What you have to do
Edit the material below so that every instance of "text-line" becomes "line", leaving everything else as it is. Omit the pictures from your answer.

──────── Available records

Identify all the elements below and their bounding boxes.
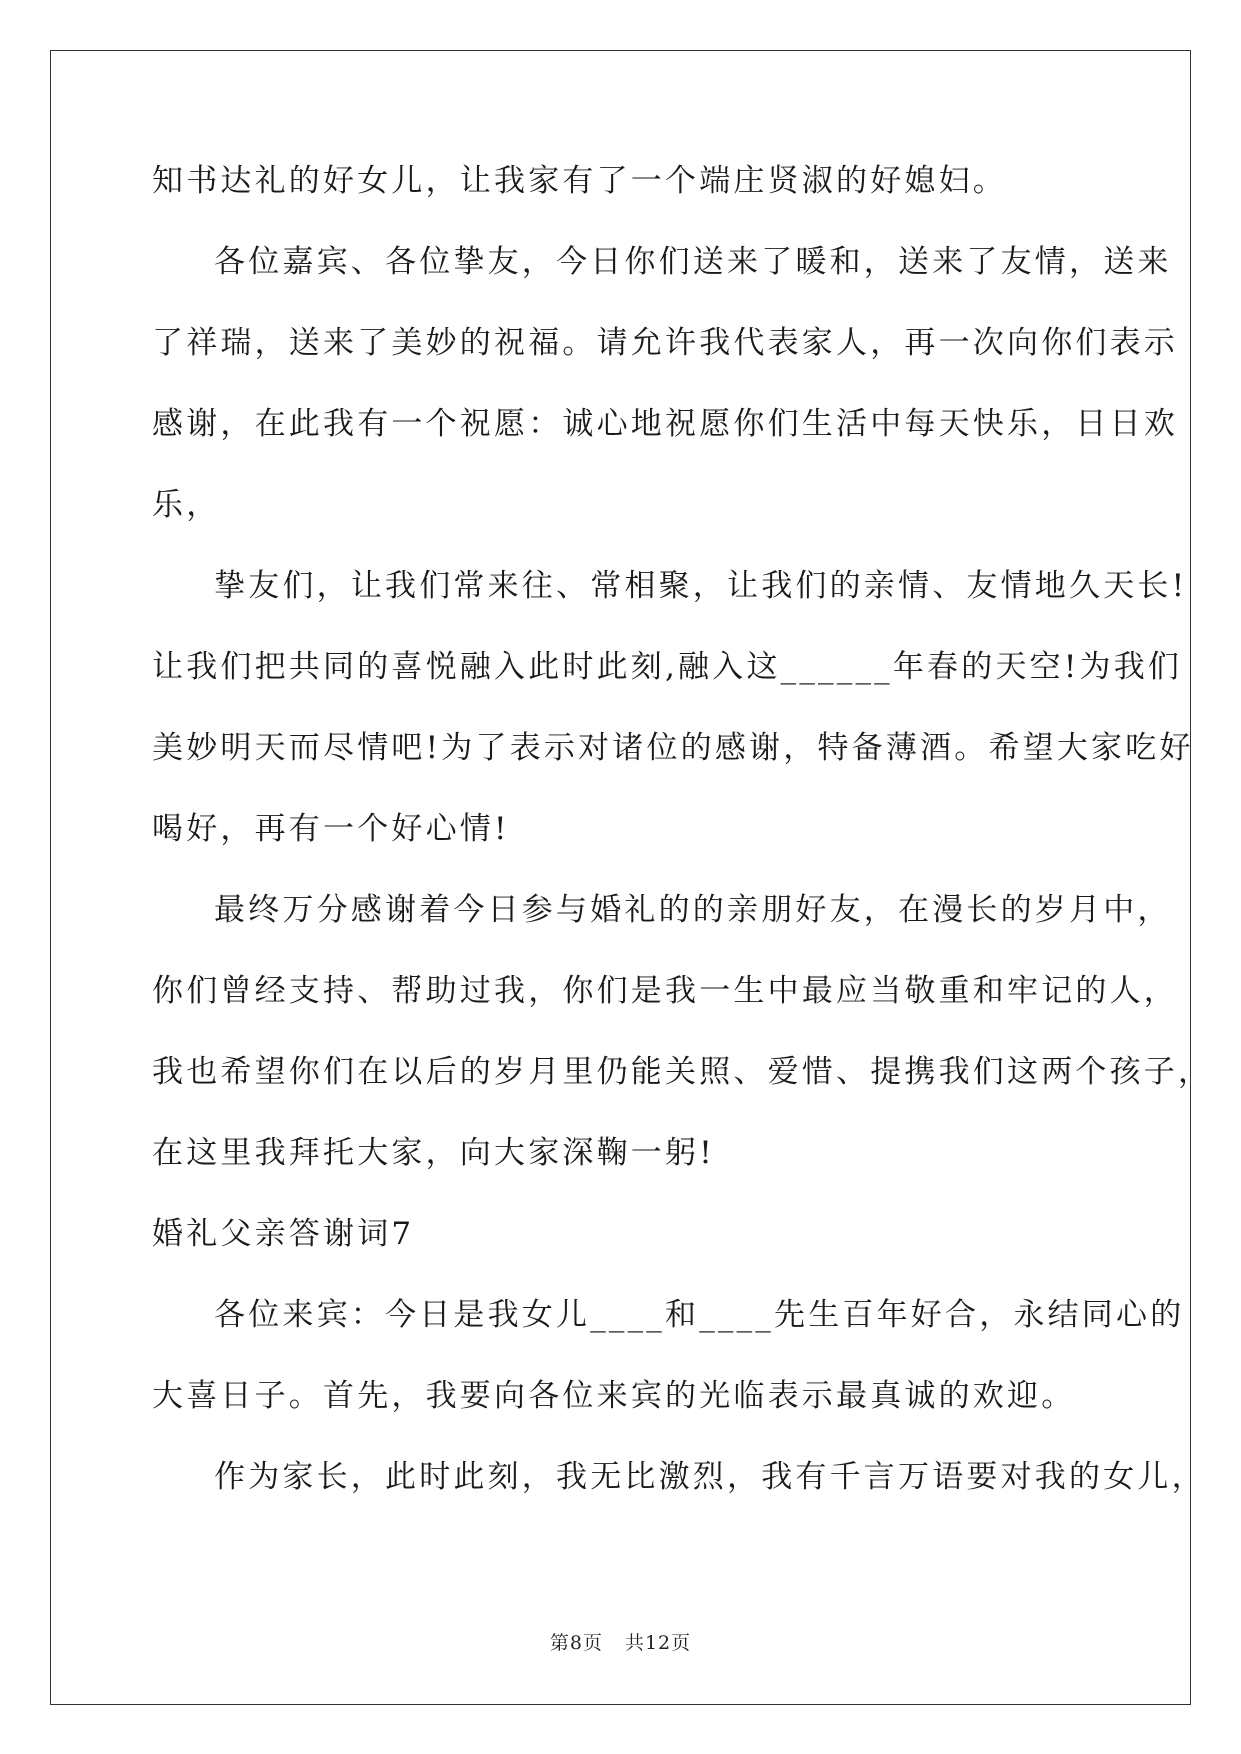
text-line: 了祥瑞，送来了美妙的祝福。请允许我代表家人，再一次向你们表示 [152, 325, 1178, 361]
text-line: 我也希望你们在以后的岁月里仍能关照、爱惜、提携我们这两个孩子， [152, 1054, 1213, 1090]
text-line: 作为家长，此时此刻，我无比激烈，我有千言万语要对我的女儿， [214, 1459, 1206, 1495]
section-heading: 婚礼父亲答谢词7 [152, 1216, 415, 1252]
page-number: 第8页 [549, 1632, 603, 1654]
text-line: 你们曾经支持、帮助过我，你们是我一生中最应当敬重和牢记的人， [152, 973, 1178, 1009]
text-line: 知书达礼的好女儿，让我家有了一个端庄贤淑的好媳妇。 [152, 163, 1007, 199]
text-line: 让我们把共同的喜悦融入此时此刻,融入这______年春的天空!为我们 [152, 649, 1183, 685]
document-body [152, 160, 1213, 1537]
text-line: 大喜日子。首先，我要向各位来宾的光临表示最真诚的欢迎。 [152, 1378, 1076, 1414]
text-line: 挚友们，让我们常来往、常相聚，让我们的亲情、友情地久天长! [214, 568, 1188, 604]
page-footer [0, 1628, 1241, 1655]
text-line: 乐， [152, 487, 221, 523]
text-line: 各位嘉宾、各位挚友，今日你们送来了暖和，送来了友情，送来 [214, 244, 1172, 280]
page-total: 共12页 [624, 1632, 692, 1654]
text-line: 美妙明天而尽情吧!为了表示对诸位的感谢，特备薄酒。希望大家吃好 [152, 730, 1194, 766]
text-line: 最终万分感谢着今日参与婚礼的的亲朋好友，在漫长的岁月中， [214, 892, 1172, 928]
text-line: 在这里我拜托大家，向大家深鞠一躬! [152, 1135, 715, 1171]
text-line: 喝好，再有一个好心情! [152, 811, 510, 847]
text-line: 各位来宾：今日是我女儿____和____先生百年好合，永结同心的 [214, 1297, 1185, 1333]
text-line: 感谢，在此我有一个祝愿：诚心地祝愿你们生活中每天快乐，日日欢 [152, 406, 1178, 442]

────────────────

Task response
Identify all the elements below and their bounding boxes.
line: 了祥瑞，送来了美妙的祝福。请允许我代表家人，再一次向你们表示 [152, 325, 1178, 361]
line: 我也希望你们在以后的岁月里仍能关照、爱惜、提携我们这两个孩子， [152, 1054, 1213, 1090]
line: 作为家长，此时此刻，我无比激烈，我有千言万语要对我的女儿， [214, 1459, 1206, 1495]
section-heading: 婚礼父亲答谢词7 [152, 1216, 415, 1252]
page-number: 第8页 [549, 1632, 603, 1654]
line: 你们曾经支持、帮助过我，你们是我一生中最应当敬重和牢记的人， [152, 973, 1178, 1009]
line: 知书达礼的好女儿，让我家有了一个端庄贤淑的好媳妇。 [152, 163, 1007, 199]
line: 让我们把共同的喜悦融入此时此刻,融入这______年春的天空!为我们 [152, 649, 1183, 685]
document-body [152, 160, 1213, 1537]
line: 大喜日子。首先，我要向各位来宾的光临表示最真诚的欢迎。 [152, 1378, 1076, 1414]
line: 挚友们，让我们常来往、常相聚，让我们的亲情、友情地久天长! [214, 568, 1188, 604]
page-footer [0, 1628, 1241, 1655]
line: 乐， [152, 487, 221, 523]
line: 各位嘉宾、各位挚友，今日你们送来了暖和，送来了友情，送来 [214, 244, 1172, 280]
page-total: 共12页 [624, 1632, 692, 1654]
line: 美妙明天而尽情吧!为了表示对诸位的感谢，特备薄酒。希望大家吃好 [152, 730, 1194, 766]
line: 最终万分感谢着今日参与婚礼的的亲朋好友，在漫长的岁月中， [214, 892, 1172, 928]
line: 在这里我拜托大家，向大家深鞠一躬! [152, 1135, 715, 1171]
line: 喝好，再有一个好心情! [152, 811, 510, 847]
line: 各位来宾：今日是我女儿____和____先生百年好合，永结同心的 [214, 1297, 1185, 1333]
line: 感谢，在此我有一个祝愿：诚心地祝愿你们生活中每天快乐，日日欢 [152, 406, 1178, 442]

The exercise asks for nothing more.